Objective: For each line below that contains the string "Phương", copy that line.

START Records shown

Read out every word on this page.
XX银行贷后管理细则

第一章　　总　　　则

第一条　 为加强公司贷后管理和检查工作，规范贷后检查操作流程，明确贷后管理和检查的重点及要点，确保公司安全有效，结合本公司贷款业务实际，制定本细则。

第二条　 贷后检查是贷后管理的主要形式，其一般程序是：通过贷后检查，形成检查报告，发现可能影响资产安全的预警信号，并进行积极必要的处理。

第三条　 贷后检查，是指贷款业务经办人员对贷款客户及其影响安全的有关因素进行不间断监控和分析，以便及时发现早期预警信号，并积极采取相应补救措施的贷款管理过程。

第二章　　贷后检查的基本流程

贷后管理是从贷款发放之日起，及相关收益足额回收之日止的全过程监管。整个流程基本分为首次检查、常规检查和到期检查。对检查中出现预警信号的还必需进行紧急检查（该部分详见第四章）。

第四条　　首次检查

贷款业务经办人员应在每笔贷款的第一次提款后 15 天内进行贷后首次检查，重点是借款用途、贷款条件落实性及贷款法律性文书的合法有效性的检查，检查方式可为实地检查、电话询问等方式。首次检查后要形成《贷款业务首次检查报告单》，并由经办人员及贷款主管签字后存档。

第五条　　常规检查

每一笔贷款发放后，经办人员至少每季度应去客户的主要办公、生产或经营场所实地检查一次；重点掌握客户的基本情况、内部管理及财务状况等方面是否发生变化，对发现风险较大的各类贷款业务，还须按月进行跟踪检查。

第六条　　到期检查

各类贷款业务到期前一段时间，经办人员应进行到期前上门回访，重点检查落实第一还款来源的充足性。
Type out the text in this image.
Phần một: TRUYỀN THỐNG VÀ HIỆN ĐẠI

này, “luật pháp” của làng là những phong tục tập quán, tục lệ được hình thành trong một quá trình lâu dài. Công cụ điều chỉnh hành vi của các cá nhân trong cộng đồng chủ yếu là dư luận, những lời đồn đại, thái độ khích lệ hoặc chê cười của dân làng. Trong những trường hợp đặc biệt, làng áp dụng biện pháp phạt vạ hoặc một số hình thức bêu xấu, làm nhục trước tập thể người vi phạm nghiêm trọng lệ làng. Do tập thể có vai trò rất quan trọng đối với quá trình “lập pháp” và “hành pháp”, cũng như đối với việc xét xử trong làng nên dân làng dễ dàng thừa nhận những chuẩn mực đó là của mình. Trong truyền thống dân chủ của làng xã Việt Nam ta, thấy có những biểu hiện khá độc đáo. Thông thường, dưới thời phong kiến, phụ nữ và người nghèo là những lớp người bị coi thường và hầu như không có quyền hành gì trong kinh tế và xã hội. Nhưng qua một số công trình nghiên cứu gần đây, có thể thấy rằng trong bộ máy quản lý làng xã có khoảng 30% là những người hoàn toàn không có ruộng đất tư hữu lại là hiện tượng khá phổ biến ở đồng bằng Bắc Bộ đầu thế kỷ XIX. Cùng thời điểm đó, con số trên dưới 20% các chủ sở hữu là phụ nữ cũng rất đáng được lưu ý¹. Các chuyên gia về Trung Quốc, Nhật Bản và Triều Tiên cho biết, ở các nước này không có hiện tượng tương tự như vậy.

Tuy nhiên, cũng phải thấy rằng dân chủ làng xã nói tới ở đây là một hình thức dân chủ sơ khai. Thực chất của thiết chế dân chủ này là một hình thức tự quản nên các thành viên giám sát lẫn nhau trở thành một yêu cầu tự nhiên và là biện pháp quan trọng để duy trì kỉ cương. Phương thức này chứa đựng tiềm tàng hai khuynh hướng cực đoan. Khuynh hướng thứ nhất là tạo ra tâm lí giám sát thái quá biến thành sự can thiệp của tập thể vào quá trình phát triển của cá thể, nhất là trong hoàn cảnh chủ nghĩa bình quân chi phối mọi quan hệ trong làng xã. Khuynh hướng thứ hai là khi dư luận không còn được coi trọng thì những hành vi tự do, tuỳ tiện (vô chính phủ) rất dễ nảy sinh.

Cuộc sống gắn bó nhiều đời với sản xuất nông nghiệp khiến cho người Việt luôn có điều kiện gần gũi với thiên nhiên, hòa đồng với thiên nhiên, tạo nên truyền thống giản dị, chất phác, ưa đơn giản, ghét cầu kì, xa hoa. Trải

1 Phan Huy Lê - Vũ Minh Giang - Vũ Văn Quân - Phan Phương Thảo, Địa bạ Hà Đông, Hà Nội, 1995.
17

END Records shown

Result of the task:
Tuy nhiên, cũng phải thấy rằng dân chủ làng xã nói tới ở đây là một hình thức dân chủ sơ khai. Thực chất của thiết chế dân chủ này là một hình thức tự quản nên các thành viên giám sát lẫn nhau trở thành một yêu cầu tự nhiên và là biện pháp quan trọng để duy trì kỉ cương. Phương thức này chứa đựng tiềm tàng hai khuynh hướng cực đoan. Khuynh hướng thứ nhất là tạo ra tâm lí giám sát thái quá biến thành sự can thiệp của tập thể vào quá trình phát triển của cá thể, nhất là trong hoàn cảnh chủ nghĩa bình quân chi phối mọi quan hệ trong làng xã. Khuynh hướng thứ hai là khi dư luận không còn được coi trọng thì những hành vi tự do, tuỳ tiện (vô chính phủ) rất dễ nảy sinh.
1 Phan Huy Lê - Vũ Minh Giang - Vũ Văn Quân - Phan Phương Thảo, Địa bạ Hà Đông, Hà Nội, 1995.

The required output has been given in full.